= Document excerpt =
Dying wife admits to killing husband

? For more than a decade, Geraldine Kelley told her children their father had been killed when he stepped in front of a car in a drunken haze.

She complained when her daughter pestered her about where he was buried, according to a woman who worked for Kelley as a maid at a California motel she ran.

“‘I don’t know why they’re all concerned, because John never cared, he never loved them,”‘ Marilynn Contreras quoted Kelley as saying.

“I had no reason to doubt the fact that she was so bitter about her husband, she didn’t want her children to know where he is,” Contreras said, recalling the 1997 conversation.

That changed last week with Kelley’s deathbed confession to her daughter that she’d killed John Kelley about 13 years ago. Kelley claimed her husband had abused her for years.

A prosecutor said her reasons for confessing were likely a mix of wanting to unburden herself and ensuring her children were not blamed if the body was ever found.

“It appears her concern was for them,” said Middlesex Dist. Atty. Martha Coakley.

Authorities on Thursday found human remains in a locked, unplugged freezer in a storage room in Somerville.

= Listed entries =
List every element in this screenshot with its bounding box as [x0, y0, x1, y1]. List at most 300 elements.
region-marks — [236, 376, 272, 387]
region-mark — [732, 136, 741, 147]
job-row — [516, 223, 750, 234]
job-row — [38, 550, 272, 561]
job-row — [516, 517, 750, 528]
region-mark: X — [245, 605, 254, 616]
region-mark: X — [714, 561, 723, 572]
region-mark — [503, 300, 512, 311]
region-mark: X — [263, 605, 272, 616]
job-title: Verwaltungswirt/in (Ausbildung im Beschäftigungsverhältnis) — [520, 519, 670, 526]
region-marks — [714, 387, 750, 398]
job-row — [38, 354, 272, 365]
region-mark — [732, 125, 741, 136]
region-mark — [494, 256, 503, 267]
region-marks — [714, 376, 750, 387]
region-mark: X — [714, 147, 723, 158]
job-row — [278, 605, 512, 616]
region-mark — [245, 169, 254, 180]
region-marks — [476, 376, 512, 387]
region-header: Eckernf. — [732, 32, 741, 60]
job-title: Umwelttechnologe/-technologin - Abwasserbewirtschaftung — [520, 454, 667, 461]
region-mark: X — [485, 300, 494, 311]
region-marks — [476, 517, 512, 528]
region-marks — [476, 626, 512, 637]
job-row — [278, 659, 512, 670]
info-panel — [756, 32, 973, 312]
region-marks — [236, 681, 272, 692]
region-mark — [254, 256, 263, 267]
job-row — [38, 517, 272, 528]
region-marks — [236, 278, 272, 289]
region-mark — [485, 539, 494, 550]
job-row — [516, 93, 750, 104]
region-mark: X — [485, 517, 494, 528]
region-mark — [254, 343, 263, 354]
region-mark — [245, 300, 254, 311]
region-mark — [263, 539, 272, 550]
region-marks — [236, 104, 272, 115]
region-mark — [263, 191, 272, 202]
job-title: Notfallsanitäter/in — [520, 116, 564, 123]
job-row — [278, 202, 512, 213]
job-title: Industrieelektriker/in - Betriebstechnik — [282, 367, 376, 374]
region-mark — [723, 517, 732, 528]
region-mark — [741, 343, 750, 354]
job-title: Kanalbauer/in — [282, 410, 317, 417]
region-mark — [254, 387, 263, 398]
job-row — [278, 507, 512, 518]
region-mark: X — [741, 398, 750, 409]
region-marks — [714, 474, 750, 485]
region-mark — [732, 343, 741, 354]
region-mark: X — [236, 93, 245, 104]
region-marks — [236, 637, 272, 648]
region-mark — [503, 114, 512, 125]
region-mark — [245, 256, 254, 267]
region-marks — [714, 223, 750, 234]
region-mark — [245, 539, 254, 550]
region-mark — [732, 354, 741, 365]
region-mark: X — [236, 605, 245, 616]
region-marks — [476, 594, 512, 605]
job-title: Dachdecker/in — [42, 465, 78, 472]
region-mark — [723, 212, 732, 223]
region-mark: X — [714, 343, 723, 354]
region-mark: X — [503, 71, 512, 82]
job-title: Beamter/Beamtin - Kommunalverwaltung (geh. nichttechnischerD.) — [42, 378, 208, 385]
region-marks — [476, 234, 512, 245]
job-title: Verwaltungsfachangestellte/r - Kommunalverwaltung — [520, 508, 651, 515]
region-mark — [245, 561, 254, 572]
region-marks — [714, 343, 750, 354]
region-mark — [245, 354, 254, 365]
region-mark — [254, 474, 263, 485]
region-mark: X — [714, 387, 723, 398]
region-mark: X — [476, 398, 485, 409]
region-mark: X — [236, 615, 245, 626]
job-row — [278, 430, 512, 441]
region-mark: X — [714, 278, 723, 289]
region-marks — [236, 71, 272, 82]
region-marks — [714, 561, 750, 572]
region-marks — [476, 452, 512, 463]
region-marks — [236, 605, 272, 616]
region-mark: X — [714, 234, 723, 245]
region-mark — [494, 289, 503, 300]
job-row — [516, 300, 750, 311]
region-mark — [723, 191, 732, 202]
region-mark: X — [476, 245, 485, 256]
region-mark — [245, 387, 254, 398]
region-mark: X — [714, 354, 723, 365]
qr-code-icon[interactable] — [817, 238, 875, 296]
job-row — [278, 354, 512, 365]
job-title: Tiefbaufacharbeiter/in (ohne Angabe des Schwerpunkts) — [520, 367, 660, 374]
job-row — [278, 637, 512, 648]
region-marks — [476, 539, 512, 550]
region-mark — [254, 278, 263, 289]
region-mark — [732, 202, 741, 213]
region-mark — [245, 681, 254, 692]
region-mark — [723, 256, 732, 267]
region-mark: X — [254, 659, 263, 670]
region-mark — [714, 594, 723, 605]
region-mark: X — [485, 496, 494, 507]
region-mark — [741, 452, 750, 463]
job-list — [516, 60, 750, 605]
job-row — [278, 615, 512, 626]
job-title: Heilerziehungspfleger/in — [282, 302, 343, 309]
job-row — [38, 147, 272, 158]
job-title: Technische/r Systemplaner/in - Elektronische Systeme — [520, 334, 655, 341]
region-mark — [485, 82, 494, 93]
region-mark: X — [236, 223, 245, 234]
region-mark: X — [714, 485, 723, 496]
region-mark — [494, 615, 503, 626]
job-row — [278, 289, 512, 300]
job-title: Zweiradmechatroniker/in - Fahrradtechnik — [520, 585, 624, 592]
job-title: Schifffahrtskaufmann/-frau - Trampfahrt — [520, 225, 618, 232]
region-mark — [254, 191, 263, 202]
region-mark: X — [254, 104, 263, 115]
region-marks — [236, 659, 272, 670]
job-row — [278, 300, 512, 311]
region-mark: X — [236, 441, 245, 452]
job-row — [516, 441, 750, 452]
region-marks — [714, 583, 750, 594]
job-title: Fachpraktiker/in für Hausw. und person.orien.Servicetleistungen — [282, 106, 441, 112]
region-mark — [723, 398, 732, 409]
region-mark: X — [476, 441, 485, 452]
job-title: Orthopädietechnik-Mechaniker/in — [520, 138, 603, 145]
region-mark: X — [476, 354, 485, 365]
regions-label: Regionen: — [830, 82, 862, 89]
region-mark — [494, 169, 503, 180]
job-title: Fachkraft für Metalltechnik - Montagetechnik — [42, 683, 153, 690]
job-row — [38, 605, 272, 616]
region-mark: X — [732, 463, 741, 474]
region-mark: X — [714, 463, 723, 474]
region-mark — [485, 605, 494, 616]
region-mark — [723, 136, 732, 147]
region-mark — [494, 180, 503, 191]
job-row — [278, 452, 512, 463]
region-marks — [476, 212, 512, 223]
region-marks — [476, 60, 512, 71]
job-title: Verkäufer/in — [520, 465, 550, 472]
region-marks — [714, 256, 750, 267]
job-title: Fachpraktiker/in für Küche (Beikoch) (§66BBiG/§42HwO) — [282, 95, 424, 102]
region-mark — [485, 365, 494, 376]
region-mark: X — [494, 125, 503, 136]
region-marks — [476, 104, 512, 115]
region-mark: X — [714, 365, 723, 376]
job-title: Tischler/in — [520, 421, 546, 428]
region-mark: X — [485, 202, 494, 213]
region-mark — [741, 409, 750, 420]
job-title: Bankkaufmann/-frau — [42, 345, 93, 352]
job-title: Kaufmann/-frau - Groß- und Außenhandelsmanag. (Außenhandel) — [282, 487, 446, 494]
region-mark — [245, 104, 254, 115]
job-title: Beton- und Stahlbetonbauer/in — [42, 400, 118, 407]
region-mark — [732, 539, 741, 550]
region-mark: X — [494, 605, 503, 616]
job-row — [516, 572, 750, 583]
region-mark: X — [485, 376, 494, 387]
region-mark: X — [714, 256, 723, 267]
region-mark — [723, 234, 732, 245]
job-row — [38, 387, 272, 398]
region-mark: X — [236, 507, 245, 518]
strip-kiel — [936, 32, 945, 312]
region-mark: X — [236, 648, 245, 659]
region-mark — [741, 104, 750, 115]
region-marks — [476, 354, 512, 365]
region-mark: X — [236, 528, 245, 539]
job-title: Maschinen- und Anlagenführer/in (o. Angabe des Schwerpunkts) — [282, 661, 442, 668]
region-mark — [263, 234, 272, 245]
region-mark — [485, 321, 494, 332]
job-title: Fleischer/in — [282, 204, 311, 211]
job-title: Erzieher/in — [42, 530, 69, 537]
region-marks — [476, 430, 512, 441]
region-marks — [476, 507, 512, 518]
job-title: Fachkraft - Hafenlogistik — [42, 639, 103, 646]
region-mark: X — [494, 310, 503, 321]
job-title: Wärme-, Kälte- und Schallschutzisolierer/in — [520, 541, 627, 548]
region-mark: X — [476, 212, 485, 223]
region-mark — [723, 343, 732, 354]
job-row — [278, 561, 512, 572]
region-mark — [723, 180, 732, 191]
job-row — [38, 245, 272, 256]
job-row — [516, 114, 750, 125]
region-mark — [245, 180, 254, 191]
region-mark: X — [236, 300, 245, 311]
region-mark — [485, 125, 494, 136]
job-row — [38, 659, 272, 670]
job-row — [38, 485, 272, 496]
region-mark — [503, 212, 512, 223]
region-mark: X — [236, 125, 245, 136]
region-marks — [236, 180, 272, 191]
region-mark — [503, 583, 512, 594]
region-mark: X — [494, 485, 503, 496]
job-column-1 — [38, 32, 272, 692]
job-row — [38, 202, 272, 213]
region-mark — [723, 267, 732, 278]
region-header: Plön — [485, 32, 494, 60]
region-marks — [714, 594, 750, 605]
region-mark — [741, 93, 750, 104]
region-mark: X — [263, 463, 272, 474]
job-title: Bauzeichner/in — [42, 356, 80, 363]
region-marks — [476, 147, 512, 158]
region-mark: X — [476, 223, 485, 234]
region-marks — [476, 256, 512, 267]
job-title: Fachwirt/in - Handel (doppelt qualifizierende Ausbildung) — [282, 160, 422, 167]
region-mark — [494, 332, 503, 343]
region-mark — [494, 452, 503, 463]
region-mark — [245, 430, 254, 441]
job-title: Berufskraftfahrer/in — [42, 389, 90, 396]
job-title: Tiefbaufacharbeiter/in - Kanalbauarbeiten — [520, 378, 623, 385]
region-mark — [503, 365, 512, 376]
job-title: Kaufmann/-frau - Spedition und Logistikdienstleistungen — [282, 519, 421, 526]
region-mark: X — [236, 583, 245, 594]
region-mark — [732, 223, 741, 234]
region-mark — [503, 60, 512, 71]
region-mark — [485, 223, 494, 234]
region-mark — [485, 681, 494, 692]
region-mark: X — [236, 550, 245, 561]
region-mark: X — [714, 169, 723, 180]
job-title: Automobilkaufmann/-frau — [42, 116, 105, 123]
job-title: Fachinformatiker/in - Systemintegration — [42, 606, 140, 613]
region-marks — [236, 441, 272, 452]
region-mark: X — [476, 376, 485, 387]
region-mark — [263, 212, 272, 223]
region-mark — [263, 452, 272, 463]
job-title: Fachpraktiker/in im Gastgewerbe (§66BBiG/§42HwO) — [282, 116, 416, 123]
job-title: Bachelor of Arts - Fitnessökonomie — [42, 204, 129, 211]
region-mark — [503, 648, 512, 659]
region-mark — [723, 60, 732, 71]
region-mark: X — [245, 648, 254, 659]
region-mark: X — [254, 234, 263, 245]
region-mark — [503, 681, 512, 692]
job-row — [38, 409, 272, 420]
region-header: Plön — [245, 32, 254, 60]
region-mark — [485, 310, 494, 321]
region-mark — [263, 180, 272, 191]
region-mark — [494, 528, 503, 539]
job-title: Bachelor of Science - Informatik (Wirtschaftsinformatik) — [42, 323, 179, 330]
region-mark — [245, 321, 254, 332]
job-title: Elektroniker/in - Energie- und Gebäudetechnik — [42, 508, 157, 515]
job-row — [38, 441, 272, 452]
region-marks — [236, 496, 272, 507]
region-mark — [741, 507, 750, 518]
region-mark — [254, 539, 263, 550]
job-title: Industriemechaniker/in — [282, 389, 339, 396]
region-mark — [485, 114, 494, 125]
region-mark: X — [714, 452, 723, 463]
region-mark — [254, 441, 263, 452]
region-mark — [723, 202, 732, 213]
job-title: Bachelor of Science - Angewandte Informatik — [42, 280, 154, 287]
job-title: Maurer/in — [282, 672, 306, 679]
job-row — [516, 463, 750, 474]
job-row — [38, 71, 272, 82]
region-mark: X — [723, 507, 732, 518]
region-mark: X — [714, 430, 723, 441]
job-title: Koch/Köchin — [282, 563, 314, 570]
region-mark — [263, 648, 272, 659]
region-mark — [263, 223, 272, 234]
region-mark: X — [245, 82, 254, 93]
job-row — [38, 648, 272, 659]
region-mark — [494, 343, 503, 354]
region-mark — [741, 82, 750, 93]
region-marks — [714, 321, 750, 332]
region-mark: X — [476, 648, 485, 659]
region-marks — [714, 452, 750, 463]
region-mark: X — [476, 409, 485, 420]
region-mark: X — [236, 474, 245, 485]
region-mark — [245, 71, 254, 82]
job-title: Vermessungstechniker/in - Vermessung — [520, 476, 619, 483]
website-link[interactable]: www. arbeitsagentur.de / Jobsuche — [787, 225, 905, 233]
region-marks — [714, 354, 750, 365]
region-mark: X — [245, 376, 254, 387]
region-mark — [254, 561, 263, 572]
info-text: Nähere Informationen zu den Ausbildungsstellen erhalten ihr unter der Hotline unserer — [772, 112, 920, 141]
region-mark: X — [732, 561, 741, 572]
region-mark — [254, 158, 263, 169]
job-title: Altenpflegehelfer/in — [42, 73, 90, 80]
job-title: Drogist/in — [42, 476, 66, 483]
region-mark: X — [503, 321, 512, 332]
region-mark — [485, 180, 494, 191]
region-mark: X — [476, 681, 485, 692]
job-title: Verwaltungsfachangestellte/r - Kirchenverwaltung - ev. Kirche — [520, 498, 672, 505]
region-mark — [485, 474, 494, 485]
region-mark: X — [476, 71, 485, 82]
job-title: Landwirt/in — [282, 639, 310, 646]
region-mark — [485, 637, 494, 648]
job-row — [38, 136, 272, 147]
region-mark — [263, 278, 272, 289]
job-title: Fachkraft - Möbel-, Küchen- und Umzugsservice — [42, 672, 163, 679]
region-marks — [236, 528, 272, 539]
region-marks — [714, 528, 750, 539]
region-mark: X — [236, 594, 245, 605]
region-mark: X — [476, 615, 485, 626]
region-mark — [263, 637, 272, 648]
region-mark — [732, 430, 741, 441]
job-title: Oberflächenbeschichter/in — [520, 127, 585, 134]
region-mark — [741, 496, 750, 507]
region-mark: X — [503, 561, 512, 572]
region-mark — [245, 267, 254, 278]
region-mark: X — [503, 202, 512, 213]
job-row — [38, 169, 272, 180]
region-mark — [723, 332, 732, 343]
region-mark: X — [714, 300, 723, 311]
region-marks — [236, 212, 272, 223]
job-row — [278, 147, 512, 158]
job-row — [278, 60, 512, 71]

= What you have to do =
Please echo the passage from the article on the deathbed confession, from "She complained when" up to and including "the 1997 conversation.", word for word.

= Response to this task =
She complained when her daughter pestered her about where he was buried, according to a woman who worked for Kelley as a maid at a California motel she ran.

“‘I don’t know why they’re all concerned, because John never cared, he never loved them,”‘ Marilynn Contreras quoted Kelley as saying.

“I had no reason to doubt the fact that she was so bitter about her husband, she didn’t want her children to know where he is,” Contreras said, recalling the 1997 conversation.